THE PROBLEM:
Leave out the pictures and copy everything else in the entries exactly.

--- Start ---

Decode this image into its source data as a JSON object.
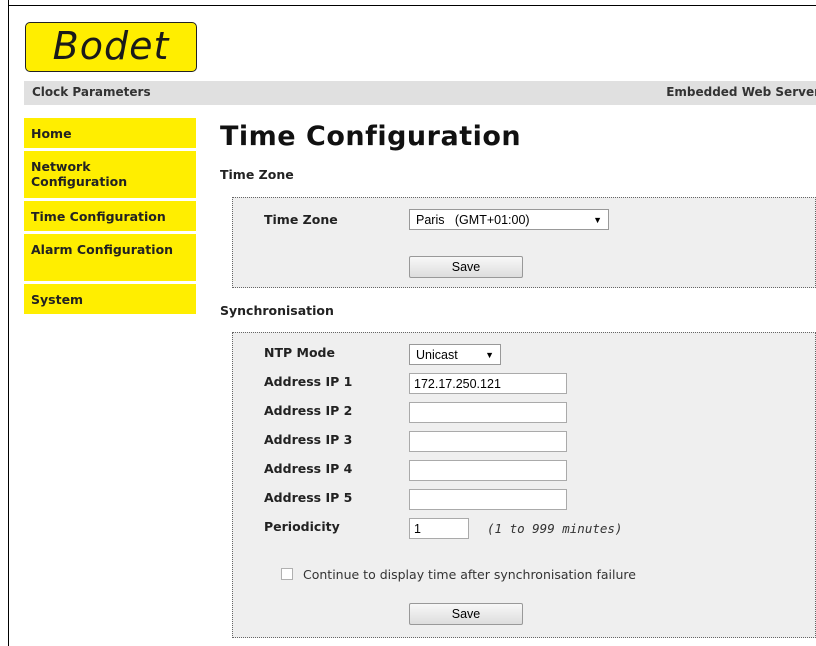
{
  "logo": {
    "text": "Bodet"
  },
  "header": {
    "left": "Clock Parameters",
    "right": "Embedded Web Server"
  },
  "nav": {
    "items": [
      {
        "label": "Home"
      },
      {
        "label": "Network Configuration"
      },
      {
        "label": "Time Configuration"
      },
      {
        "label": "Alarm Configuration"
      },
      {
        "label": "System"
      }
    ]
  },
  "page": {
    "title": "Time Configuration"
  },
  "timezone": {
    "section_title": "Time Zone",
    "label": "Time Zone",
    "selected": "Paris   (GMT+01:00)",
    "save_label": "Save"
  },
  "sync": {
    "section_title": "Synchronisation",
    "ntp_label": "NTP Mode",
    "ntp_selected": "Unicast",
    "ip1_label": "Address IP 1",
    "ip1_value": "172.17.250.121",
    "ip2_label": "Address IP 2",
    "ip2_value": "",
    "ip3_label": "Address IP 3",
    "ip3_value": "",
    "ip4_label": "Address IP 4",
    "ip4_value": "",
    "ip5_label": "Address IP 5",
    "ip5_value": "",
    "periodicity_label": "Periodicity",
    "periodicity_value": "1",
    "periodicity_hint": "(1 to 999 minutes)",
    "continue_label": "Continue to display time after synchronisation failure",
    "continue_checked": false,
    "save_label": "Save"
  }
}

--- End ---

EXERCISE OUTPUT:
Decode this image into its source data as a JSON object.
{
  "logo": {
    "text": "Bodet"
  },
  "header": {
    "left": "Clock Parameters",
    "right": "Embedded Web Server"
  },
  "nav": {
    "items": [
      {
        "label": "Home"
      },
      {
        "label": "Network Configuration"
      },
      {
        "label": "Time Configuration"
      },
      {
        "label": "Alarm Configuration"
      },
      {
        "label": "System"
      }
    ]
  },
  "page": {
    "title": "Time Configuration"
  },
  "timezone": {
    "section_title": "Time Zone",
    "label": "Time Zone",
    "selected": "Paris   (GMT+01:00)",
    "save_label": "Save"
  },
  "sync": {
    "section_title": "Synchronisation",
    "ntp_label": "NTP Mode",
    "ntp_selected": "Unicast",
    "ip1_label": "Address IP 1",
    "ip1_value": "172.17.250.121",
    "ip2_label": "Address IP 2",
    "ip2_value": "",
    "ip3_label": "Address IP 3",
    "ip3_value": "",
    "ip4_label": "Address IP 4",
    "ip4_value": "",
    "ip5_label": "Address IP 5",
    "ip5_value": "",
    "periodicity_label": "Periodicity",
    "periodicity_value": "1",
    "periodicity_hint": "(1 to 999 minutes)",
    "continue_label": "Continue to display time after synchronisation failure",
    "continue_checked": false,
    "save_label": "Save"
  }
}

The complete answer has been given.